First of all, the idea of military slavery is not almost laughable today. As long as there is the distinct possibility that a maniac like John McCain or a psychopath like Hillary Clinton could be the most powerful person in the world, or that someone equally bad could take power in the near future, there is always the improbable but significant possibility that military slavery will return to America.

I make my prediction here and now that during my lifetime, there will be substantial talk and considerable fear of military conscription of United States citizens. I will not go so far as to predict it will happen (yet), but I think there will be a much greater danger of it. You can chastise me for making such a non-qualitative and therefore rather subjective prediction, but, fine, I still think we’ll hear talk about it sooner rather than later, from elected criminals. Furthermore, I predict that those politicians will be on record as opposing the draft before they made the suggestion that we reinstate it. (I’m aware of Sen. Charles Schumer’s suggestion that we enslave young adults in the Army in order to dissuade the neocons from continuing their aggressive foreign policy or expanding their wars of aggression.)

Outside of military slavery, how else do the absurd domestic and foreign policies of the Republocrats impact us directly? Why does this kid think “we have no personal stake in the conflict” and “we have not been asked to sacrifice anything”?

Perhaps he hasn’t heard of the Patriot Act, President Bush’s wiretapping executive order, his martial law executive order, the increasing militarization of police departments across the United States, the record incarceration rate of American citizens, the violent America-hatred the Republocrats have inspired abroad, the inefficiency and harassment we are subjected to by the TSA, the national ID card (Real ID) that will be forced upon us in a few years, the incredibly bloated budget the Republocrats justify by citing and distracting us with the War on Terrorism, or the fact that we have devolved so far as to debate whether the Supreme Court should hear a case on whether the Second Amendment applies to individuals. I seriously doubt this green and idealistic kid is aware of the Austrian theory of the business cycle, libertarians’ searing criticisms of the very existence of the Federal Reserve, or the arguments by a presidential candidate in favor of returning the dollar to a gold standard and abolishing the Fed. All these State-caused factors reduce our quality of life in important social, cultural, and economic ways.

All of these are direct or indirect results of the Imperial Federal Government’s aggressive foreign policy, its War on Terrorism, and its homeland security obsession.

● **WRITTEN EXERCISE 1**
In the conscription essay, what is the Spanish translation of the sentence "All these State-caused factors reduce our quality of life in important social, cultural, and economic ways."?

● **SUPPLIED RECORDS**

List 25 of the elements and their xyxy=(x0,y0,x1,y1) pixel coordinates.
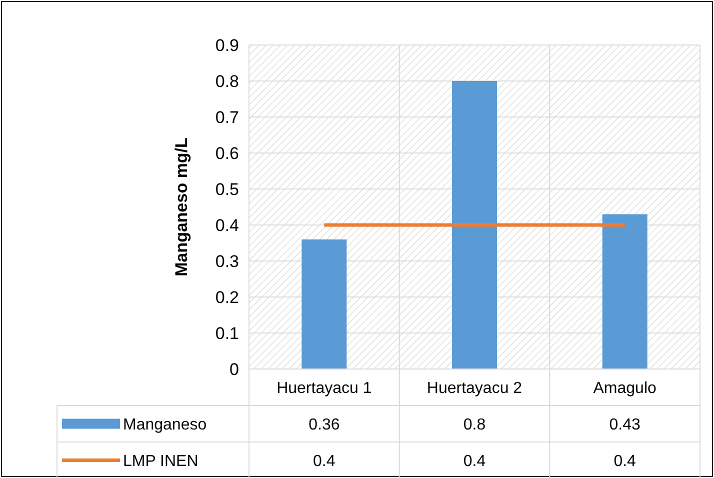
data-label: 0.4 xyxy=(313,452,336,470)
y-tick-label: 0.8 xyxy=(215,72,239,91)
legend-label: LMP INEN xyxy=(123,452,198,470)
x-tick-label: Huertayacu 1 xyxy=(276,380,372,397)
x-tick-label: Huertayacu 2 xyxy=(426,380,522,397)
y-tick-label: 0 xyxy=(230,360,239,379)
y-tick-label: 0.1 xyxy=(215,324,239,343)
y-tick-label: 0.6 xyxy=(215,144,239,163)
y-axis-title: Manganeso mg/L xyxy=(172,138,191,276)
y-tick-label: 0.3 xyxy=(215,252,239,271)
y-tick-label: 0.5 xyxy=(215,180,239,199)
bar xyxy=(602,214,648,369)
data-label: 0.36 xyxy=(308,416,340,434)
y-tick-label: 0.9 xyxy=(215,36,239,55)
data-label: 0.8 xyxy=(463,416,486,434)
x-tick-label: Amagulo xyxy=(593,380,657,397)
data-label: 0.43 xyxy=(609,416,641,434)
data-label: 0.4 xyxy=(463,452,486,470)
y-tick-label: 0.4 xyxy=(215,216,239,235)
y-tick-label: 0.7 xyxy=(215,108,239,127)
legend-label: Manganeso xyxy=(123,416,207,434)
bar xyxy=(302,239,347,369)
y-tick-label: 0.2 xyxy=(215,288,239,307)
data-label: 0.4 xyxy=(614,452,636,470)
bar xyxy=(452,81,497,369)
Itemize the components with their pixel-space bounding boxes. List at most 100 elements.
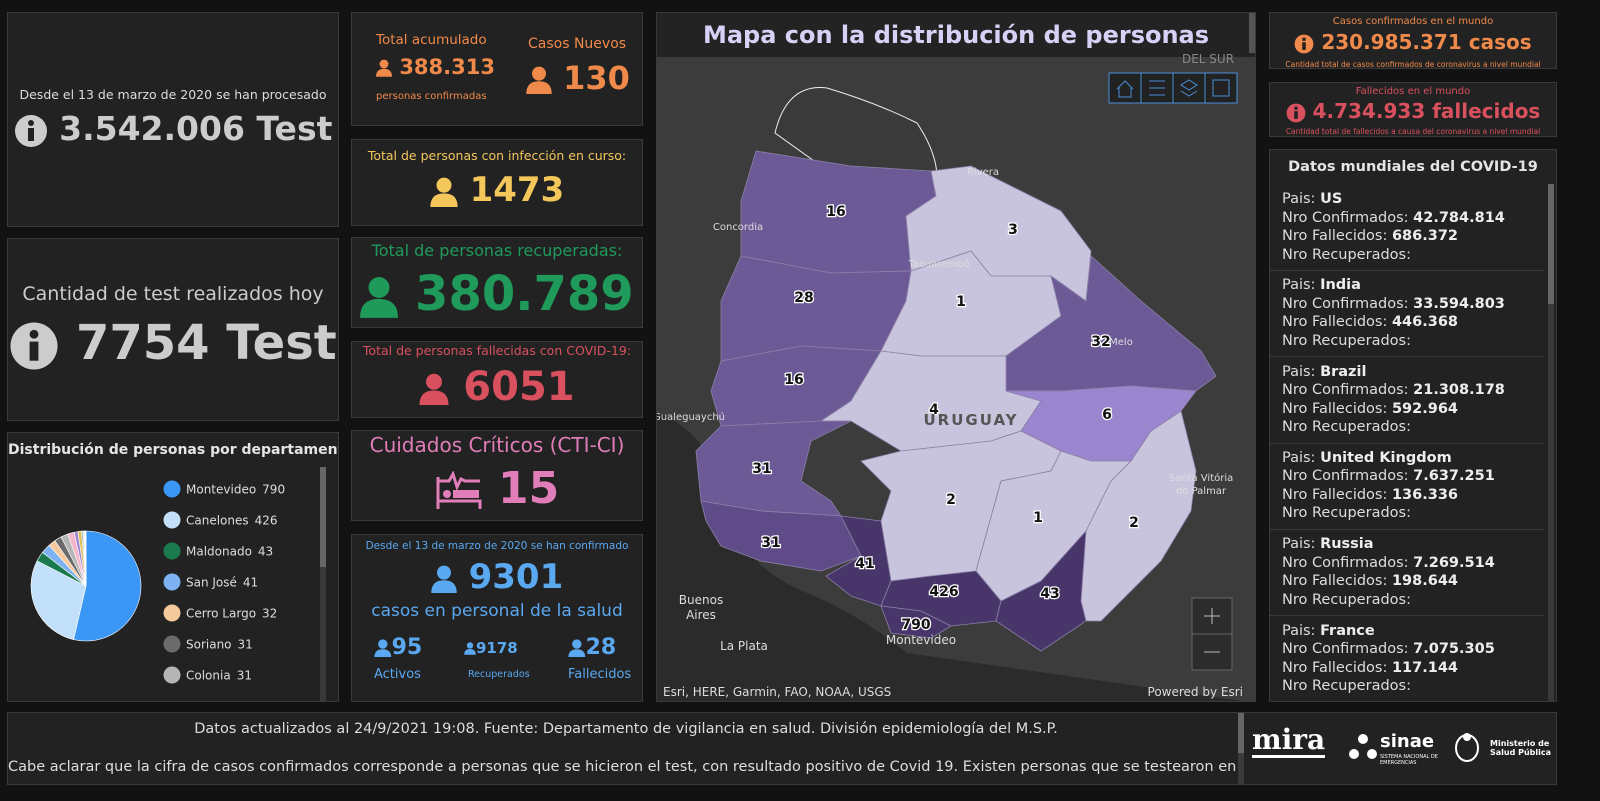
field-label: Nro Fallecidos: <box>1282 314 1388 331</box>
legend-name: San José <box>186 576 237 590</box>
region-label: 41 <box>855 556 874 572</box>
value: 130 <box>526 59 630 97</box>
legend-entry: Montevideo 790 <box>186 483 285 497</box>
country-field: Nro Confirmados: 7.637.251 <box>1282 467 1495 486</box>
field-label: Nro Fallecidos: <box>1282 573 1388 590</box>
place-label: Santa Vitória do Palmar <box>1169 472 1234 497</box>
scrollbar <box>1238 713 1244 784</box>
field-value: India <box>1320 277 1361 294</box>
separator <box>1270 528 1544 530</box>
country-field: Pais: France <box>1282 622 1495 641</box>
country-field: Pais: Brazil <box>1282 363 1505 382</box>
field-label: Nro Confirmados: <box>1282 209 1409 226</box>
info-icon <box>14 114 47 147</box>
field-label: Pais: <box>1282 622 1316 639</box>
label: Casos confirmados en el mundo <box>1332 16 1494 27</box>
country-field: Nro Recuperados: <box>1282 504 1495 523</box>
list-title: Datos mundiales del COVID-19 <box>1288 159 1538 175</box>
value-text: 7754 Test <box>75 315 337 371</box>
region-label: 32 <box>1091 334 1110 350</box>
caption: Desde el 13 de marzo de 2020 se han proc… <box>19 87 327 102</box>
caption: Cantidad total de fallecidos a causa del… <box>1285 127 1541 136</box>
value-text: 388.313 <box>399 55 495 79</box>
field-value: Brazil <box>1320 363 1367 380</box>
caption: Cantidad total de casos confirmados de c… <box>1285 60 1541 69</box>
pie-slice <box>30 560 87 640</box>
legend-value: 31 <box>238 638 253 652</box>
value-text: 230.985.371 casos <box>1321 30 1532 54</box>
value: 388.313 <box>376 55 495 79</box>
field-label: Nro Fallecidos: <box>1282 400 1388 417</box>
country-field: Nro Recuperados: <box>1282 332 1505 351</box>
powered-by: Powered by Esri <box>1147 685 1243 699</box>
person-icon <box>376 59 392 77</box>
legend-value: 41 <box>243 576 258 590</box>
info-icon <box>1294 34 1314 53</box>
field-label: Pais: <box>1282 277 1316 294</box>
map-title: Mapa con la distribución de personas <box>702 21 1210 49</box>
legend-entry: Maldonado 43 <box>186 545 273 559</box>
legend-swatch <box>163 573 181 591</box>
logo-sinae: sinae <box>1380 731 1435 752</box>
country-field: Nro Recuperados: <box>1282 246 1505 265</box>
country-field: Pais: US <box>1282 190 1505 209</box>
staff-value: 28 <box>568 635 616 660</box>
legend-swatch <box>163 604 181 622</box>
label: Fallecidos en el mundo <box>1355 86 1471 97</box>
field-value: 7.637.251 <box>1413 468 1495 485</box>
field-value: Russia <box>1320 536 1374 553</box>
world-list-panel: Datos mundiales del COVID-19 Pais: US Nro… <box>1269 149 1557 702</box>
region-label: 1 <box>1033 510 1043 526</box>
label: Total de personas fallecidas con COVID-1… <box>362 343 632 358</box>
logo-mira: mira <box>1252 723 1326 758</box>
field-label: Nro Recuperados: <box>1282 246 1411 263</box>
map-header <box>657 13 1255 57</box>
field-label: Nro Fallecidos: <box>1282 486 1388 503</box>
active-panel: Total de personas con infección en curso… <box>351 139 643 226</box>
value: 7754 Test <box>8 315 338 371</box>
legend-entry: Cerro Largo 32 <box>186 607 277 621</box>
footer: Datos actualizados al 24/9/2021 19:08. F… <box>7 712 1557 785</box>
label: Total de personas con infección en curso… <box>367 148 627 163</box>
legend-value: 31 <box>237 669 252 683</box>
label: Total acumulado <box>376 32 487 48</box>
field-label: Nro Recuperados: <box>1282 505 1411 522</box>
field-label: Nro Fallecidos: <box>1282 659 1388 676</box>
legend-name: Soriano <box>186 638 232 652</box>
country-field: Nro Confirmados: 42.784.814 <box>1282 209 1505 228</box>
country-entry: Pais: India Nro Confirmados: 33.594.803 Nr… <box>1282 276 1505 350</box>
region-label: 31 <box>761 535 780 551</box>
field-label: Nro Confirmados: <box>1282 382 1409 399</box>
country-field: Nro Fallecidos: 198.644 <box>1282 572 1495 591</box>
staff-number: 95 <box>391 635 423 660</box>
map-region <box>695 420 852 517</box>
zoom-control[interactable] <box>1191 597 1233 671</box>
place-label: Tacuarembó <box>908 258 970 270</box>
map-toolbar[interactable] <box>1108 72 1238 104</box>
value: 1473 <box>352 170 642 210</box>
place-label: La Plata <box>720 639 768 653</box>
border-north <box>774 87 938 179</box>
value-text: 3.542.006 Test <box>59 109 333 148</box>
region-label: 3 <box>1008 222 1018 238</box>
field-value: US <box>1320 191 1343 207</box>
country-field: Nro Fallecidos: 446.368 <box>1282 313 1505 332</box>
map-region <box>995 529 1087 652</box>
info-icon <box>10 322 58 370</box>
person-icon <box>526 66 552 94</box>
map-region <box>825 515 892 607</box>
pie-chart: Montevideo 790 Canelones 426 Maldonado 43 San … <box>30 480 285 684</box>
value-text: 130 <box>563 59 630 97</box>
msp-crest <box>1455 733 1479 762</box>
staff-label: Recuperados <box>468 669 530 680</box>
region-label: 43 <box>1040 586 1059 602</box>
place-label: Melo <box>1109 337 1133 348</box>
field-value: France <box>1320 622 1375 639</box>
field-value: 686.372 <box>1391 228 1459 244</box>
country-entry: Pais: United Kingdom Nro Confirmados: 7.6… <box>1282 449 1495 523</box>
value: 380.789 <box>352 266 642 322</box>
caption: Cantidad de test realizados hoy <box>22 283 324 305</box>
tests-today-panel: Cantidad de test realizados hoy 7754 Tes… <box>7 238 339 421</box>
sinae-icon <box>1349 734 1377 759</box>
country-field: Nro Confirmados: 21.308.178 <box>1282 381 1505 400</box>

● **WRITTEN EXERCISE 2**
In the rows, take the stretch from the line containing "field-label: Nro Fallecidos: <box>1282 314" through the line containing "field-label: Pais: <box>1282 622" and swap "Pais" for "Country". Return only those lines, otherwise unchanged.

● **RESULT 1**
Todos estos factores causados por el Estado reducen nuestra calidad de vida en importantes aspectos sociales, culturales y económicos.

● **RESULT 2**
field-label: Nro Fallecidos: <box>1282 314 1388 331</box>
legend-name: San José <box>186 576 237 590</box>
region-label: 41 <box>855 556 874 572</box>
value: 130 <box>526 59 630 97</box>
legend-entry: Montevideo 790 <box>186 483 285 497</box>
country-field: Nro Confirmados: 7.637.251 <box>1282 467 1495 486</box>
field-label: Nro Fallecidos: <box>1282 573 1388 590</box>
place-label: Santa Vitória do Palmar <box>1169 472 1234 497</box>
scrollbar <box>1238 713 1244 784</box>
field-value: India <box>1320 277 1361 294</box>
separator <box>1270 528 1544 530</box>
country-field: Country: France <box>1282 622 1495 641</box>
country-field: Country: Brazil <box>1282 363 1505 382</box>
field-label: Nro Confirmados: <box>1282 209 1409 226</box>
info-icon <box>14 114 47 147</box>
field-label: Country: <box>1282 622 1316 639</box>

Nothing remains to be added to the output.